(Entries with figure data)
^^^^^^^^^^^^^^^^

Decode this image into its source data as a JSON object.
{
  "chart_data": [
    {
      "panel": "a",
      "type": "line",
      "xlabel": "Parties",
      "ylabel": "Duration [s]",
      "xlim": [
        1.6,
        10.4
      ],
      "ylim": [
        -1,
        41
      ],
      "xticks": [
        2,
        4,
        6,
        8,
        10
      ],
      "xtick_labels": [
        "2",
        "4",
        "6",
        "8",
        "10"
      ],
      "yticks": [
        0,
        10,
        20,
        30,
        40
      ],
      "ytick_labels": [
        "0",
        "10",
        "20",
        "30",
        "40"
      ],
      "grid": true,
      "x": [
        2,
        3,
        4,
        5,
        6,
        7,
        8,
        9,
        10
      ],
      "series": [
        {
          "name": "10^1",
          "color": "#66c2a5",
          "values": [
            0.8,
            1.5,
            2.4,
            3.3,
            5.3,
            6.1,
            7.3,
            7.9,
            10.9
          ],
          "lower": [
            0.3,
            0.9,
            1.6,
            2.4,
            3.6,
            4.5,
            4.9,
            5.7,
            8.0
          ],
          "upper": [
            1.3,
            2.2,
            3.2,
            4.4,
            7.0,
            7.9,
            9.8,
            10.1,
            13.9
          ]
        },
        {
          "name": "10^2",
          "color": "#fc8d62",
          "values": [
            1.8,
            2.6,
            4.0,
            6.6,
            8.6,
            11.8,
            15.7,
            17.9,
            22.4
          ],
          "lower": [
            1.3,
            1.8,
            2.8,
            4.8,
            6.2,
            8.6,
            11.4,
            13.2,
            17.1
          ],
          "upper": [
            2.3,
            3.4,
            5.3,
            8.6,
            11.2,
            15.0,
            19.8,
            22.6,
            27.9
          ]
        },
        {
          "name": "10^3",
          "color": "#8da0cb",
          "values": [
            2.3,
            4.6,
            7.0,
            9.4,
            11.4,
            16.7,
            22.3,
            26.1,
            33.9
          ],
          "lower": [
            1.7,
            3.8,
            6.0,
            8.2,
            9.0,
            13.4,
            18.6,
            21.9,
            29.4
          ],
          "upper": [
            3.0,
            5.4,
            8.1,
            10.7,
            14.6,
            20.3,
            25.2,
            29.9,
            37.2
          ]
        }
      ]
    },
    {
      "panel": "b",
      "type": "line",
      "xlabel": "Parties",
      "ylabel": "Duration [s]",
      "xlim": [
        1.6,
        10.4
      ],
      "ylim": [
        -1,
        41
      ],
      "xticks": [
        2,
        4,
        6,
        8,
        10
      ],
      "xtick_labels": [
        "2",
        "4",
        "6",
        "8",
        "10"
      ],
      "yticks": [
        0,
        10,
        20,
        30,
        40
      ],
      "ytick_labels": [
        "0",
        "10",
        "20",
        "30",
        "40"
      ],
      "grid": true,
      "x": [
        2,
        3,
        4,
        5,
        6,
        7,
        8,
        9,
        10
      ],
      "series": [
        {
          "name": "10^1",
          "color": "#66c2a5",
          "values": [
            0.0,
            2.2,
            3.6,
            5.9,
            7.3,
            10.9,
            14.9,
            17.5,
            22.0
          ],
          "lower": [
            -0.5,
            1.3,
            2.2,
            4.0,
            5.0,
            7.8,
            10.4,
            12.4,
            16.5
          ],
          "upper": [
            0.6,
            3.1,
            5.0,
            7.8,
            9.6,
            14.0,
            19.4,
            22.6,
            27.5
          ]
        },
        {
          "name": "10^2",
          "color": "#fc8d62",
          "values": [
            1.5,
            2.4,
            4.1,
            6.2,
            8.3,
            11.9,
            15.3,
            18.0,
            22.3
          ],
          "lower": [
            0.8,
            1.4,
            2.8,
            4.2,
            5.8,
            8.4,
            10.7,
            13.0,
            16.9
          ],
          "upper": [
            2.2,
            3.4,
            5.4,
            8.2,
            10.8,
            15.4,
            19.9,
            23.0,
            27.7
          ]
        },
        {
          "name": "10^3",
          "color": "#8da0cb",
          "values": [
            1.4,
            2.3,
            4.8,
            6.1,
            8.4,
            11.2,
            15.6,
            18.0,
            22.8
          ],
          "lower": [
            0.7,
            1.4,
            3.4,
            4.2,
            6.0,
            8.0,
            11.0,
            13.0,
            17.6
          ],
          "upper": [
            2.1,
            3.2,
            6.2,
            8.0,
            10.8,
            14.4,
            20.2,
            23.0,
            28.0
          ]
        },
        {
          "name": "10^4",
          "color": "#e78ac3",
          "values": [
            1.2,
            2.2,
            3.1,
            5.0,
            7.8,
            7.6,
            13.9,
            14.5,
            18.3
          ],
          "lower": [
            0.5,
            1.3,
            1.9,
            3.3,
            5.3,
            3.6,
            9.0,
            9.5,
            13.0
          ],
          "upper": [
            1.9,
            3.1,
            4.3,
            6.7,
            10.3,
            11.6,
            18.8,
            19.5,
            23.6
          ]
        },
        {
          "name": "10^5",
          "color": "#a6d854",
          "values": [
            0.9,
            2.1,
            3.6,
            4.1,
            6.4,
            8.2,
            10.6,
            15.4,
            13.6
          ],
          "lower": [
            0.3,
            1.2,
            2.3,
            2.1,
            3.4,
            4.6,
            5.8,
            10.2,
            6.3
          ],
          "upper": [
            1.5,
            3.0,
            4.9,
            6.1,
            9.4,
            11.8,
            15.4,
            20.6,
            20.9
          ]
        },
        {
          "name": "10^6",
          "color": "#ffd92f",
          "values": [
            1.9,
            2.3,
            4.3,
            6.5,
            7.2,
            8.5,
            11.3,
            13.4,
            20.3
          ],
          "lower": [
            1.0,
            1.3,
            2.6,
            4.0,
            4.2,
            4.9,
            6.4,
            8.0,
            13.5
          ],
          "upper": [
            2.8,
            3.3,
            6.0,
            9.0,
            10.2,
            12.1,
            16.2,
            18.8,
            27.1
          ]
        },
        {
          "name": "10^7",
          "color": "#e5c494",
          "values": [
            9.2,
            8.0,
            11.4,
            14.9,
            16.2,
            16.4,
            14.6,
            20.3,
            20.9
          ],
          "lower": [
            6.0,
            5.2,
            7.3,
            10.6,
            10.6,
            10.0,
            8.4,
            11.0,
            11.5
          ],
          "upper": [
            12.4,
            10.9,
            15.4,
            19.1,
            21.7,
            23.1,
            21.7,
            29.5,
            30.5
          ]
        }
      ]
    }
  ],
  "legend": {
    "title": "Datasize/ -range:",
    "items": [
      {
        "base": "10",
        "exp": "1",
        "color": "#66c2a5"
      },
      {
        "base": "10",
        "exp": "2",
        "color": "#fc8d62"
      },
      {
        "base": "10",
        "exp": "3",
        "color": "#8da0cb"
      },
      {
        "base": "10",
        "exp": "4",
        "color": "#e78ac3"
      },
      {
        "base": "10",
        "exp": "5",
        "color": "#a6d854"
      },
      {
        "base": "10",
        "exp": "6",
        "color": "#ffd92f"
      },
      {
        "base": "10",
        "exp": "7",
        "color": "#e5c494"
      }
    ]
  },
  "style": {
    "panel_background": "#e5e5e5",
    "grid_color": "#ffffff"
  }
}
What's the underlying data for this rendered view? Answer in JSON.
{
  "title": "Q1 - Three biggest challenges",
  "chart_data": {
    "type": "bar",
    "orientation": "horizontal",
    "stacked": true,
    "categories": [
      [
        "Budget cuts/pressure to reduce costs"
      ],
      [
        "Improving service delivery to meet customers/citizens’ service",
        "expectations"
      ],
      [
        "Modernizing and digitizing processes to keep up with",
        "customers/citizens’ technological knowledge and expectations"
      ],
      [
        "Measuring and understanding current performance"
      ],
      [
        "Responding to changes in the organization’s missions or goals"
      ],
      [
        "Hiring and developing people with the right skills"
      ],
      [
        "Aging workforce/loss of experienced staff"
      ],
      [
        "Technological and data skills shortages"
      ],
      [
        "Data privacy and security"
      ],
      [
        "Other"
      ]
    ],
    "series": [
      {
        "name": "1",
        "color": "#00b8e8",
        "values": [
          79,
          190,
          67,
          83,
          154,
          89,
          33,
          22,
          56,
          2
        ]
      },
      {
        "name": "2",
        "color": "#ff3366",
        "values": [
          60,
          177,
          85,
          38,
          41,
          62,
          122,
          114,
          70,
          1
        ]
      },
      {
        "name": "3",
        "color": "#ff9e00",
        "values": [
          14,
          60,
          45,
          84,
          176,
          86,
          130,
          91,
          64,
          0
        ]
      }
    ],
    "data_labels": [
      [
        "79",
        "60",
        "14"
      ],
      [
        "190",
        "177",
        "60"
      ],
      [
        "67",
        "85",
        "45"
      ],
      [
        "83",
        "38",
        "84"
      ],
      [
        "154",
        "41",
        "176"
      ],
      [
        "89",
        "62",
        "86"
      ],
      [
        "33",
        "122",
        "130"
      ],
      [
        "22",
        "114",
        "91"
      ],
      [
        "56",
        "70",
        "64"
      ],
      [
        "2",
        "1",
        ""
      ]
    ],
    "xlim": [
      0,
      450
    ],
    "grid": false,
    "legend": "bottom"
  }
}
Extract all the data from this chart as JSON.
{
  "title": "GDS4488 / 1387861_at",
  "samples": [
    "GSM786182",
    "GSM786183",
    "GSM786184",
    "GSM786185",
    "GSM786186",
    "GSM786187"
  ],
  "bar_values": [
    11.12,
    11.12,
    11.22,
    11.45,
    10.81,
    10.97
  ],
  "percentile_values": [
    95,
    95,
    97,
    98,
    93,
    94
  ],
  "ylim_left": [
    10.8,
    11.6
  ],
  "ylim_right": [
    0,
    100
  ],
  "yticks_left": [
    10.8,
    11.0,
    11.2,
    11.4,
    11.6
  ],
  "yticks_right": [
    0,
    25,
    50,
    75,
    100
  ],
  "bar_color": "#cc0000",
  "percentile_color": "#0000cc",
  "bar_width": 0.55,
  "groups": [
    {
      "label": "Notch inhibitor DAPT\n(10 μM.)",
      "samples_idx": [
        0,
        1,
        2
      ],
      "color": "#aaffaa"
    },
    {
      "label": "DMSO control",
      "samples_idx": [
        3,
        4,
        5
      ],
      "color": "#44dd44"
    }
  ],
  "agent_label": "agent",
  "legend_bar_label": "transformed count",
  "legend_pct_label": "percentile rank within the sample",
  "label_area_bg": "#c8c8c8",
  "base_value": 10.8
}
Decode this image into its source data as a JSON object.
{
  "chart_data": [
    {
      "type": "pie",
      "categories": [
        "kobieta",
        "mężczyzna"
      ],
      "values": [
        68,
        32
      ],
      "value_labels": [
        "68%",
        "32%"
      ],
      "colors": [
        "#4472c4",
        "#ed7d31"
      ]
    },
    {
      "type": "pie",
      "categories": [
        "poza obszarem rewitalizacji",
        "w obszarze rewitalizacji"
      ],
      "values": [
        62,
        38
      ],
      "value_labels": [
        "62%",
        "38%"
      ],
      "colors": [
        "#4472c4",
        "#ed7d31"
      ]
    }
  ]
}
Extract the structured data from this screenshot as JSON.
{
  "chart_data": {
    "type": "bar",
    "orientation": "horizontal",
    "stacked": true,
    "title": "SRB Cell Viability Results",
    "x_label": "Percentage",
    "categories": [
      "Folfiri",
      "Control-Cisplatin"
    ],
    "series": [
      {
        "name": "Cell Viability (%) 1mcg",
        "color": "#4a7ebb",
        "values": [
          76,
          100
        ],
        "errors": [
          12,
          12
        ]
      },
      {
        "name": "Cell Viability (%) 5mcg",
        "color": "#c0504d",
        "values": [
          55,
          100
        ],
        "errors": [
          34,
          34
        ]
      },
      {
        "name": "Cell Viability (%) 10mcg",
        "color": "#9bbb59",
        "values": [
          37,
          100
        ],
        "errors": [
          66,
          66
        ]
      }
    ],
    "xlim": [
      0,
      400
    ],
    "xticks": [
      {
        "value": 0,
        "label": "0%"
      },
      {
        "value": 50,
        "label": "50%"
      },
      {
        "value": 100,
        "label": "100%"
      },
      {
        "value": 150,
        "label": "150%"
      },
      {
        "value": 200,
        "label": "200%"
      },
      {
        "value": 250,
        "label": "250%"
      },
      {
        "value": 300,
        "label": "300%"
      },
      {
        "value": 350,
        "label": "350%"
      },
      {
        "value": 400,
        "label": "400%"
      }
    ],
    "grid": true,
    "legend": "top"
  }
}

^^^^^^^^^^^^^^^^

Copy all lines from the data that hold the word "Viability".

→ **Solution for this problem**:
    "title": "SRB Cell Viability Results",
        "name": "Cell Viability (%) 1mcg",
        "name": "Cell Viability (%) 5mcg",
        "name": "Cell Viability (%) 10mcg",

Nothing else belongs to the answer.